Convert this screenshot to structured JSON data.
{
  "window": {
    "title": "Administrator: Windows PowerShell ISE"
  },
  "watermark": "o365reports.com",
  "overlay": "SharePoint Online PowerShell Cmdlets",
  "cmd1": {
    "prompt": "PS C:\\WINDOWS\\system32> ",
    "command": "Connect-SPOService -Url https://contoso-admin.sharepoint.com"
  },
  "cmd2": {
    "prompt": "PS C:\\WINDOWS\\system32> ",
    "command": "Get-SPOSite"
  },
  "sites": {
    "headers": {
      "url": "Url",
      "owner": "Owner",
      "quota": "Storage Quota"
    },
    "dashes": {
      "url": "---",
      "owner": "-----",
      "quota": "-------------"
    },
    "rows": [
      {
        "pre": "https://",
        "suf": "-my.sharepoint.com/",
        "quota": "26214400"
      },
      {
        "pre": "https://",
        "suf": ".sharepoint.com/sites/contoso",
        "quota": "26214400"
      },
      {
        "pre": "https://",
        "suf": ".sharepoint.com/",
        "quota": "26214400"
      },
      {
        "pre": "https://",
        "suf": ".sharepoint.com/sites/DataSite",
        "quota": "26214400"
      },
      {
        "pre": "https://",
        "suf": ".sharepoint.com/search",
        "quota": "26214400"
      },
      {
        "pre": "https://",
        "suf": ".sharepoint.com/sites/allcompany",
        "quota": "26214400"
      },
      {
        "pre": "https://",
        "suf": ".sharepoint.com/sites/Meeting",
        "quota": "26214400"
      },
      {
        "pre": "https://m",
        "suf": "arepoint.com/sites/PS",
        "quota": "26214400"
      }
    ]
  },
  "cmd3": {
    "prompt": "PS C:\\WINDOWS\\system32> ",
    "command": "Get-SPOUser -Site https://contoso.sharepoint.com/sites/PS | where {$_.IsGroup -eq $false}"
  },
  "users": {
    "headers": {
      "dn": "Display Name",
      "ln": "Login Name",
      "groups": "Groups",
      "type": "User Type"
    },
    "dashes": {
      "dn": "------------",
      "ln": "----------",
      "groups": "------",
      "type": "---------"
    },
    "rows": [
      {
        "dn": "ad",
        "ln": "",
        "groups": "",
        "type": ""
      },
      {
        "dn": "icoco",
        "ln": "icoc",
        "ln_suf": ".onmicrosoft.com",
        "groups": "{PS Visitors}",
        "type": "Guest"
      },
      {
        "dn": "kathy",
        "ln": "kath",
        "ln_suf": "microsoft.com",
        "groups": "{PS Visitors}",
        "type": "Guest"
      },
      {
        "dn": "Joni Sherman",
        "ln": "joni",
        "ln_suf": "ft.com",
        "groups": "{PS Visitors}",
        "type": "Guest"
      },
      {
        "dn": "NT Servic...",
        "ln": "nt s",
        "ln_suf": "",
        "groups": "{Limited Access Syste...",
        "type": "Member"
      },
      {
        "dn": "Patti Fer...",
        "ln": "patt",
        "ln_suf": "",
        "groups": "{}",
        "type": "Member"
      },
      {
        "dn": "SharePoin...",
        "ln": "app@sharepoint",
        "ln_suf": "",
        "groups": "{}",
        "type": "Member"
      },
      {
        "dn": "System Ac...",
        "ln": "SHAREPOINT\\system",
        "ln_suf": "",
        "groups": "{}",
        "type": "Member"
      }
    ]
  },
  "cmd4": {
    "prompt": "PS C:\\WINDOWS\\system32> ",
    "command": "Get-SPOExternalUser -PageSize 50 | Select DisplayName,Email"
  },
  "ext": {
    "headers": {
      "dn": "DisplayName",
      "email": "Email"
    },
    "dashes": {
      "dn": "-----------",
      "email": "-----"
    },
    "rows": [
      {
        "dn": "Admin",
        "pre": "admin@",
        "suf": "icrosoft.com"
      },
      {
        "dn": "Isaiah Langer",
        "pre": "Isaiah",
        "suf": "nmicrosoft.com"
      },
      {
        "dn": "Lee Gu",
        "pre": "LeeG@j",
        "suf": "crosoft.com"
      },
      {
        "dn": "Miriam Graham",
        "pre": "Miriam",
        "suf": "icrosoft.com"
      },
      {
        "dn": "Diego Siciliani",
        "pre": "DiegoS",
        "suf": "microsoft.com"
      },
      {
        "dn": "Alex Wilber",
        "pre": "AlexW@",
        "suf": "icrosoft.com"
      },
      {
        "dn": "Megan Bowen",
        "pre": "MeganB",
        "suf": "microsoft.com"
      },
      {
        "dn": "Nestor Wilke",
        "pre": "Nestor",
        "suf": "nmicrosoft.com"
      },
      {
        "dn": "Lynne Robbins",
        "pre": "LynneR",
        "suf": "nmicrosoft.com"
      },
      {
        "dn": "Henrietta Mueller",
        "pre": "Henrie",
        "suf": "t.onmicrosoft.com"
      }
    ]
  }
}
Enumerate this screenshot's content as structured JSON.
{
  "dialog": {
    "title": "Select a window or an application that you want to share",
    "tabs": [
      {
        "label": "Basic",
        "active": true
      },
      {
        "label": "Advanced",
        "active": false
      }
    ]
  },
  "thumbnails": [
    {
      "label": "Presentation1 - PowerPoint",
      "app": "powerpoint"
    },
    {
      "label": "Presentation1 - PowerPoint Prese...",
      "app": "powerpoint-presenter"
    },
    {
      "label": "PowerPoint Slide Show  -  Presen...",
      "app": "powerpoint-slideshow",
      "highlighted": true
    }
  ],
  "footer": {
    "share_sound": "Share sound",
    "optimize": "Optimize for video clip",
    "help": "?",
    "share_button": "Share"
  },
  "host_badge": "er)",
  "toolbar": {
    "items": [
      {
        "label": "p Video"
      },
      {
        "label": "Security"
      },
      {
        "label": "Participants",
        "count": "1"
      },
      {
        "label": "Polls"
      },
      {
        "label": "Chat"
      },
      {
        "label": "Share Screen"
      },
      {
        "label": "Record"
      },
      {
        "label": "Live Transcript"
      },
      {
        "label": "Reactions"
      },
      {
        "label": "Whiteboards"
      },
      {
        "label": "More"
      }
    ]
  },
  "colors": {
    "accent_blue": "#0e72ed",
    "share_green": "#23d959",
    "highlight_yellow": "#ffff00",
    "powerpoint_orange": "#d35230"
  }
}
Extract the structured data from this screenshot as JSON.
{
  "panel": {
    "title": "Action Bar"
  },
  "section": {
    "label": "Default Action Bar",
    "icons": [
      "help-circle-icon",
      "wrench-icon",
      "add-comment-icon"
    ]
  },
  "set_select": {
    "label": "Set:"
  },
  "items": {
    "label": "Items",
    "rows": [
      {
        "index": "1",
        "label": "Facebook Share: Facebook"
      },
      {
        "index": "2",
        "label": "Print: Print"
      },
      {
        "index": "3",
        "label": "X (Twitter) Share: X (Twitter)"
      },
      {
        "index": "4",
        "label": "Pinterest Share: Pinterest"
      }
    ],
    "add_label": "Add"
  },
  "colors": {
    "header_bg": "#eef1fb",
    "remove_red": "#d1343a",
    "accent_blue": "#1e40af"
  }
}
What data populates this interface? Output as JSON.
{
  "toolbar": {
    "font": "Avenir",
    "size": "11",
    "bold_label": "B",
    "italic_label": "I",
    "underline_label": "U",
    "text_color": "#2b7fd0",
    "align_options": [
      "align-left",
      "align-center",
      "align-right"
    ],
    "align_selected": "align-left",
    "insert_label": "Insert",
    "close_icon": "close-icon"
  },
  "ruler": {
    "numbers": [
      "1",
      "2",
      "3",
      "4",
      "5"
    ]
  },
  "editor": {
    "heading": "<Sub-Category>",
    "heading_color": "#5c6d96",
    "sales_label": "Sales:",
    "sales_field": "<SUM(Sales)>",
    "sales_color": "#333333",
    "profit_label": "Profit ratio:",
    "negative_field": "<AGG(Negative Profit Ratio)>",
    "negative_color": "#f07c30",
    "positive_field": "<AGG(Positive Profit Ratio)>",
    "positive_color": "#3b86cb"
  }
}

++++++++++

| What is being asked |
Repeat all entries. Match them exactly.

| The response |
Convert this screenshot to structured JSON data.
{
  "window": {
    "title": "Administrator: Windows PowerShell ISE"
  },
  "watermark": "o365reports.com",
  "overlay": "SharePoint Online PowerShell Cmdlets",
  "cmd1": {
    "prompt": "PS C:\\WINDOWS\\system32> ",
    "command": "Connect-SPOService -Url https://contoso-admin.sharepoint.com"
  },
  "cmd2": {
    "prompt": "PS C:\\WINDOWS\\system32> ",
    "command": "Get-SPOSite"
  },
  "sites": {
    "headers": {
      "url": "Url",
      "owner": "Owner",
      "quota": "Storage Quota"
    },
    "dashes": {
      "url": "---",
      "owner": "-----",
      "quota": "-------------"
    },
    "rows": [
      {
        "pre": "https://",
        "suf": "-my.sharepoint.com/",
        "quota": "26214400"
      },
      {
        "pre": "https://",
        "suf": ".sharepoint.com/sites/contoso",
        "quota": "26214400"
      },
      {
        "pre": "https://",
        "suf": ".sharepoint.com/",
        "quota": "26214400"
      },
      {
        "pre": "https://",
        "suf": ".sharepoint.com/sites/DataSite",
        "quota": "26214400"
      },
      {
        "pre": "https://",
        "suf": ".sharepoint.com/search",
        "quota": "26214400"
      },
      {
        "pre": "https://",
        "suf": ".sharepoint.com/sites/allcompany",
        "quota": "26214400"
      },
      {
        "pre": "https://",
        "suf": ".sharepoint.com/sites/Meeting",
        "quota": "26214400"
      },
      {
        "pre": "https://m",
        "suf": "arepoint.com/sites/PS",
        "quota": "26214400"
      }
    ]
  },
  "cmd3": {
    "prompt": "PS C:\\WINDOWS\\system32> ",
    "command": "Get-SPOUser -Site https://contoso.sharepoint.com/sites/PS | where {$_.IsGroup -eq $false}"
  },
  "users": {
    "headers": {
      "dn": "Display Name",
      "ln": "Login Name",
      "groups": "Groups",
      "type": "User Type"
    },
    "dashes": {
      "dn": "------------",
      "ln": "----------",
      "groups": "------",
      "type": "---------"
    },
    "rows": [
      {
        "dn": "ad",
        "ln": "",
        "groups": "",
        "type": ""
      },
      {
        "dn": "icoco",
        "ln": "icoc",
        "ln_suf": ".onmicrosoft.com",
        "groups": "{PS Visitors}",
        "type": "Guest"
      },
      {
        "dn": "kathy",
        "ln": "kath",
        "ln_suf": "microsoft.com",
        "groups": "{PS Visitors}",
        "type": "Guest"
      },
      {
        "dn": "Joni Sherman",
        "ln": "joni",
        "ln_suf": "ft.com",
        "groups": "{PS Visitors}",
        "type": "Guest"
      },
      {
        "dn": "NT Servic...",
        "ln": "nt s",
        "ln_suf": "",
        "groups": "{Limited Access Syste...",
        "type": "Member"
      },
      {
        "dn": "Patti Fer...",
        "ln": "patt",
        "ln_suf": "",
        "groups": "{}",
        "type": "Member"
      },
      {
        "dn": "SharePoin...",
        "ln": "app@sharepoint",
        "ln_suf": "",
        "groups": "{}",
        "type": "Member"
      },
      {
        "dn": "System Ac...",
        "ln": "SHAREPOINT\\system",
        "ln_suf": "",
        "groups": "{}",
        "type": "Member"
      }
    ]
  },
  "cmd4": {
    "prompt": "PS C:\\WINDOWS\\system32> ",
    "command": "Get-SPOExternalUser -PageSize 50 | Select DisplayName,Email"
  },
  "ext": {
    "headers": {
      "dn": "DisplayName",
      "email": "Email"
    },
    "dashes": {
      "dn": "-----------",
      "email": "-----"
    },
    "rows": [
      {
        "dn": "Admin",
        "pre": "admin@",
        "suf": "icrosoft.com"
      },
      {
        "dn": "Isaiah Langer",
        "pre": "Isaiah",
        "suf": "nmicrosoft.com"
      },
      {
        "dn": "Lee Gu",
        "pre": "LeeG@j",
        "suf": "crosoft.com"
      },
      {
        "dn": "Miriam Graham",
        "pre": "Miriam",
        "suf": "icrosoft.com"
      },
      {
        "dn": "Diego Siciliani",
        "pre": "DiegoS",
        "suf": "microsoft.com"
      },
      {
        "dn": "Alex Wilber",
        "pre": "AlexW@",
        "suf": "icrosoft.com"
      },
      {
        "dn": "Megan Bowen",
        "pre": "MeganB",
        "suf": "microsoft.com"
      },
      {
        "dn": "Nestor Wilke",
        "pre": "Nestor",
        "suf": "nmicrosoft.com"
      },
      {
        "dn": "Lynne Robbins",
        "pre": "LynneR",
        "suf": "nmicrosoft.com"
      },
      {
        "dn": "Henrietta Mueller",
        "pre": "Henrie",
        "suf": "t.onmicrosoft.com"
      }
    ]
  }
}
Enumerate this screenshot's content as structured JSON.
{
  "dialog": {
    "title": "Select a window or an application that you want to share",
    "tabs": [
      {
        "label": "Basic",
        "active": true
      },
      {
        "label": "Advanced",
        "active": false
      }
    ]
  },
  "thumbnails": [
    {
      "label": "Presentation1 - PowerPoint",
      "app": "powerpoint"
    },
    {
      "label": "Presentation1 - PowerPoint Prese...",
      "app": "powerpoint-presenter"
    },
    {
      "label": "PowerPoint Slide Show  -  Presen...",
      "app": "powerpoint-slideshow",
      "highlighted": true
    }
  ],
  "footer": {
    "share_sound": "Share sound",
    "optimize": "Optimize for video clip",
    "help": "?",
    "share_button": "Share"
  },
  "host_badge": "er)",
  "toolbar": {
    "items": [
      {
        "label": "p Video"
      },
      {
        "label": "Security"
      },
      {
        "label": "Participants",
        "count": "1"
      },
      {
        "label": "Polls"
      },
      {
        "label": "Chat"
      },
      {
        "label": "Share Screen"
      },
      {
        "label": "Record"
      },
      {
        "label": "Live Transcript"
      },
      {
        "label": "Reactions"
      },
      {
        "label": "Whiteboards"
      },
      {
        "label": "More"
      }
    ]
  },
  "colors": {
    "accent_blue": "#0e72ed",
    "share_green": "#23d959",
    "highlight_yellow": "#ffff00",
    "powerpoint_orange": "#d35230"
  }
}
Extract the structured data from this screenshot as JSON.
{
  "panel": {
    "title": "Action Bar"
  },
  "section": {
    "label": "Default Action Bar",
    "icons": [
      "help-circle-icon",
      "wrench-icon",
      "add-comment-icon"
    ]
  },
  "set_select": {
    "label": "Set:"
  },
  "items": {
    "label": "Items",
    "rows": [
      {
        "index": "1",
        "label": "Facebook Share: Facebook"
      },
      {
        "index": "2",
        "label": "Print: Print"
      },
      {
        "index": "3",
        "label": "X (Twitter) Share: X (Twitter)"
      },
      {
        "index": "4",
        "label": "Pinterest Share: Pinterest"
      }
    ],
    "add_label": "Add"
  },
  "colors": {
    "header_bg": "#eef1fb",
    "remove_red": "#d1343a",
    "accent_blue": "#1e40af"
  }
}
What data populates this interface? Output as JSON.
{
  "toolbar": {
    "font": "Avenir",
    "size": "11",
    "bold_label": "B",
    "italic_label": "I",
    "underline_label": "U",
    "text_color": "#2b7fd0",
    "align_options": [
      "align-left",
      "align-center",
      "align-right"
    ],
    "align_selected": "align-left",
    "insert_label": "Insert",
    "close_icon": "close-icon"
  },
  "ruler": {
    "numbers": [
      "1",
      "2",
      "3",
      "4",
      "5"
    ]
  },
  "editor": {
    "heading": "<Sub-Category>",
    "heading_color": "#5c6d96",
    "sales_label": "Sales:",
    "sales_field": "<SUM(Sales)>",
    "sales_color": "#333333",
    "profit_label": "Profit ratio:",
    "negative_field": "<AGG(Negative Profit Ratio)>",
    "negative_color": "#f07c30",
    "positive_field": "<AGG(Positive Profit Ratio)>",
    "positive_color": "#3b86cb"
  }
}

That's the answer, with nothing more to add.